What is asked
Report the number of lines containing "average", with no other words.
* BEGIN *
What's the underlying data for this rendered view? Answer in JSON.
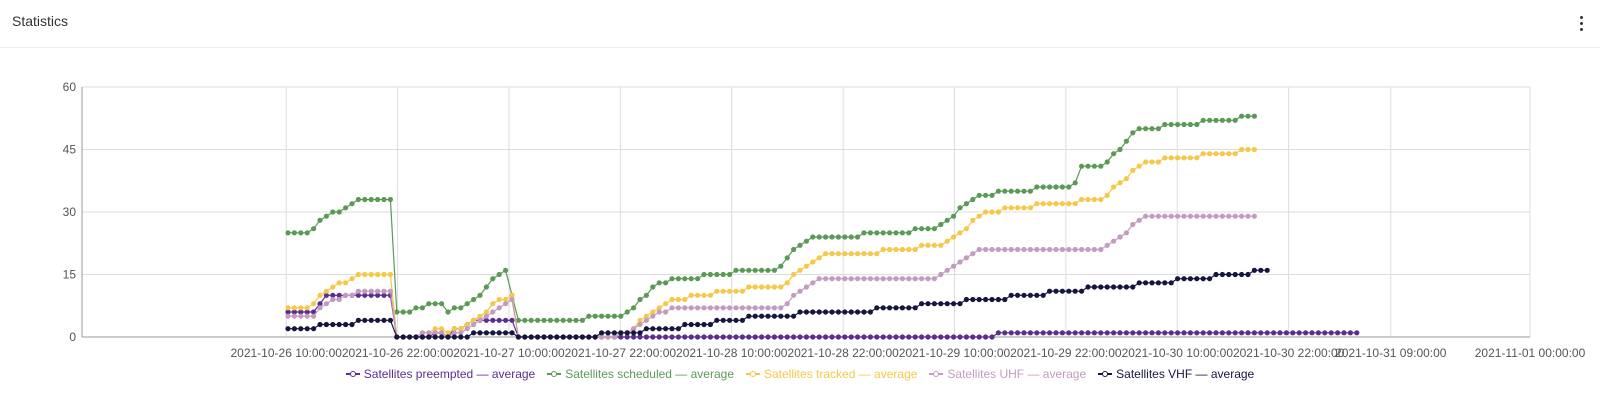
{
  "header": {
    "title": "Statistics"
  },
  "colors": {
    "grid": "#dddddd",
    "axis": "#999999",
    "tick_text": "#555555"
  },
  "chart_data": {
    "type": "line",
    "title": "",
    "xlabel": "",
    "ylabel": "",
    "ylim": [
      0,
      60
    ],
    "yticks": [
      "0",
      "15",
      "30",
      "45",
      "60"
    ],
    "yticks_values": [
      0,
      15,
      30,
      45,
      60
    ],
    "x_start": "2021-10-25 12:00:00",
    "x_step_hours": 1.66,
    "xticks": [
      {
        "label": "2021-10-26 10:00:00",
        "time": "2021-10-26 10:00:00"
      },
      {
        "label": "2021-10-26 22:00:00",
        "time": "2021-10-26 22:00:00"
      },
      {
        "label": "2021-10-27 10:00:00",
        "time": "2021-10-27 10:00:00"
      },
      {
        "label": "2021-10-27 22:00:00",
        "time": "2021-10-27 22:00:00"
      },
      {
        "label": "2021-10-28 10:00:00",
        "time": "2021-10-28 10:00:00"
      },
      {
        "label": "2021-10-28 22:00:00",
        "time": "2021-10-28 22:00:00"
      },
      {
        "label": "2021-10-29 10:00:00",
        "time": "2021-10-29 10:00:00"
      },
      {
        "label": "2021-10-29 22:00:00",
        "time": "2021-10-29 22:00:00"
      },
      {
        "label": "2021-10-30 10:00:00",
        "time": "2021-10-30 10:00:00"
      },
      {
        "label": "2021-10-30 22:00:00",
        "time": "2021-10-30 22:00:00"
      },
      {
        "label": "2021-10-31 09:00:00",
        "time": "2021-10-31 09:00:00"
      },
      {
        "label": "2021-11-01 00:00:00",
        "time": "2021-11-01 00:00:00"
      }
    ],
    "grid": true,
    "legend_position": "bottom-center",
    "series": [
      {
        "name": "Satellites preempted — average",
        "color": "#5b2d8e",
        "start_time": "2021-10-26 00:00:00",
        "values": [
          6,
          6,
          6,
          6,
          6,
          8,
          10,
          10,
          10,
          10,
          10,
          10,
          10,
          10,
          10,
          10,
          10,
          0,
          0,
          0,
          0,
          0,
          0,
          1,
          1,
          0,
          2,
          2,
          3,
          4,
          4,
          4,
          4,
          4,
          4,
          4,
          0,
          0,
          0,
          0,
          0,
          0,
          0,
          0,
          0,
          0,
          0,
          0,
          0,
          0,
          0,
          0,
          0,
          0,
          0,
          0,
          0,
          0,
          0,
          0,
          0,
          0,
          0,
          0,
          0,
          0,
          0,
          0,
          0,
          0,
          0,
          0,
          0,
          0,
          0,
          0,
          0,
          0,
          0,
          0,
          0,
          0,
          0,
          0,
          0,
          0,
          0,
          0,
          0,
          0,
          0,
          0,
          0,
          0,
          0,
          0,
          0,
          0,
          0,
          0,
          0,
          0,
          0,
          0,
          0,
          0,
          0,
          0,
          0,
          0,
          0,
          1,
          1,
          1,
          1,
          1,
          1,
          1,
          1,
          1,
          1,
          1,
          1,
          1,
          1,
          1,
          1,
          1,
          1,
          1,
          1,
          1,
          1,
          1,
          1,
          1,
          1,
          1,
          1,
          1,
          1,
          1,
          1,
          1,
          1,
          1,
          1,
          1,
          1,
          1,
          1,
          1,
          1,
          1,
          1,
          1,
          1,
          1,
          1,
          1,
          1,
          1,
          1,
          1,
          1,
          1,
          1,
          1
        ]
      },
      {
        "name": "Satellites scheduled — average",
        "color": "#5a9a55",
        "start_time": "2021-10-26 00:00:00",
        "values": [
          25,
          25,
          25,
          25,
          26,
          28,
          29,
          30,
          30,
          31,
          32,
          33,
          33,
          33,
          33,
          33,
          33,
          6,
          6,
          6,
          7,
          7,
          8,
          8,
          8,
          6,
          7,
          7,
          8,
          9,
          10,
          12,
          14,
          15,
          16,
          10,
          4,
          4,
          4,
          4,
          4,
          4,
          4,
          4,
          4,
          4,
          4,
          5,
          5,
          5,
          5,
          5,
          5,
          6,
          7,
          9,
          10,
          12,
          13,
          13,
          14,
          14,
          14,
          14,
          14,
          15,
          15,
          15,
          15,
          15,
          16,
          16,
          16,
          16,
          16,
          16,
          16,
          17,
          19,
          21,
          22,
          23,
          24,
          24,
          24,
          24,
          24,
          24,
          24,
          24,
          25,
          25,
          25,
          25,
          25,
          25,
          25,
          25,
          26,
          26,
          26,
          26,
          27,
          28,
          29,
          31,
          32,
          33,
          34,
          34,
          34,
          35,
          35,
          35,
          35,
          35,
          35,
          36,
          36,
          36,
          36,
          36,
          36,
          37,
          41,
          41,
          41,
          41,
          42,
          44,
          45,
          47,
          49,
          50,
          50,
          50,
          50,
          51,
          51,
          51,
          51,
          51,
          51,
          52,
          52,
          52,
          52,
          52,
          52,
          53,
          53,
          53
        ]
      },
      {
        "name": "Satellites tracked — average",
        "color": "#f5c84a",
        "start_time": "2021-10-26 00:00:00",
        "values": [
          7,
          7,
          7,
          7,
          8,
          10,
          11,
          12,
          13,
          13,
          14,
          15,
          15,
          15,
          15,
          15,
          15,
          0,
          0,
          0,
          0,
          1,
          1,
          2,
          2,
          1,
          2,
          2,
          3,
          4,
          5,
          6,
          8,
          9,
          9,
          10,
          0,
          0,
          0,
          0,
          0,
          0,
          0,
          0,
          0,
          0,
          0,
          0,
          0,
          0,
          0,
          0,
          1,
          1,
          2,
          4,
          5,
          6,
          7,
          8,
          9,
          9,
          9,
          10,
          10,
          10,
          10,
          11,
          11,
          11,
          11,
          11,
          12,
          12,
          12,
          12,
          12,
          12,
          13,
          15,
          16,
          17,
          18,
          19,
          20,
          20,
          20,
          20,
          20,
          20,
          20,
          20,
          20,
          21,
          21,
          21,
          21,
          21,
          21,
          22,
          22,
          22,
          22,
          23,
          24,
          25,
          26,
          28,
          29,
          30,
          30,
          30,
          31,
          31,
          31,
          31,
          31,
          32,
          32,
          32,
          32,
          32,
          32,
          32,
          33,
          33,
          33,
          33,
          34,
          36,
          37,
          38,
          40,
          41,
          42,
          42,
          42,
          43,
          43,
          43,
          43,
          43,
          43,
          44,
          44,
          44,
          44,
          44,
          44,
          45,
          45,
          45
        ]
      },
      {
        "name": "Satellites UHF — average",
        "color": "#c49bc0",
        "start_time": "2021-10-26 00:00:00",
        "values": [
          5,
          5,
          5,
          5,
          5,
          7,
          8,
          9,
          9,
          10,
          10,
          11,
          11,
          11,
          11,
          11,
          11,
          0,
          0,
          0,
          0,
          1,
          1,
          1,
          1,
          0,
          1,
          1,
          2,
          3,
          4,
          5,
          6,
          7,
          8,
          9,
          0,
          0,
          0,
          0,
          0,
          0,
          0,
          0,
          0,
          0,
          0,
          0,
          0,
          0,
          0,
          0,
          1,
          1,
          2,
          3,
          4,
          5,
          6,
          6,
          7,
          7,
          7,
          7,
          7,
          7,
          7,
          7,
          7,
          7,
          7,
          7,
          7,
          7,
          7,
          7,
          7,
          7,
          8,
          10,
          11,
          12,
          13,
          14,
          14,
          14,
          14,
          14,
          14,
          14,
          14,
          14,
          14,
          14,
          14,
          14,
          14,
          14,
          14,
          14,
          14,
          14,
          15,
          16,
          17,
          18,
          19,
          20,
          21,
          21,
          21,
          21,
          21,
          21,
          21,
          21,
          21,
          21,
          21,
          21,
          21,
          21,
          21,
          21,
          21,
          21,
          21,
          21,
          22,
          23,
          24,
          25,
          27,
          28,
          29,
          29,
          29,
          29,
          29,
          29,
          29,
          29,
          29,
          29,
          29,
          29,
          29,
          29,
          29,
          29,
          29,
          29
        ]
      },
      {
        "name": "Satellites VHF — average",
        "color": "#151540",
        "start_time": "2021-10-26 00:00:00",
        "values": [
          2,
          2,
          2,
          2,
          2,
          3,
          3,
          3,
          3,
          3,
          3,
          4,
          4,
          4,
          4,
          4,
          4,
          0,
          0,
          0,
          0,
          0,
          0,
          0,
          0,
          0,
          0,
          0,
          0,
          1,
          1,
          1,
          1,
          1,
          1,
          1,
          0,
          0,
          0,
          0,
          0,
          0,
          0,
          0,
          0,
          0,
          0,
          0,
          0,
          1,
          1,
          1,
          1,
          1,
          1,
          1,
          2,
          2,
          2,
          2,
          2,
          2,
          3,
          3,
          3,
          3,
          3,
          4,
          4,
          4,
          4,
          4,
          5,
          5,
          5,
          5,
          5,
          5,
          5,
          5,
          6,
          6,
          6,
          6,
          6,
          6,
          6,
          6,
          6,
          6,
          6,
          6,
          7,
          7,
          7,
          7,
          7,
          7,
          7,
          8,
          8,
          8,
          8,
          8,
          8,
          8,
          9,
          9,
          9,
          9,
          9,
          9,
          9,
          10,
          10,
          10,
          10,
          10,
          10,
          11,
          11,
          11,
          11,
          11,
          11,
          12,
          12,
          12,
          12,
          12,
          12,
          12,
          12,
          13,
          13,
          13,
          13,
          13,
          13,
          14,
          14,
          14,
          14,
          14,
          14,
          15,
          15,
          15,
          15,
          15,
          15,
          16,
          16,
          16
        ]
      }
    ]
  }
}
* END *
Complete answer
5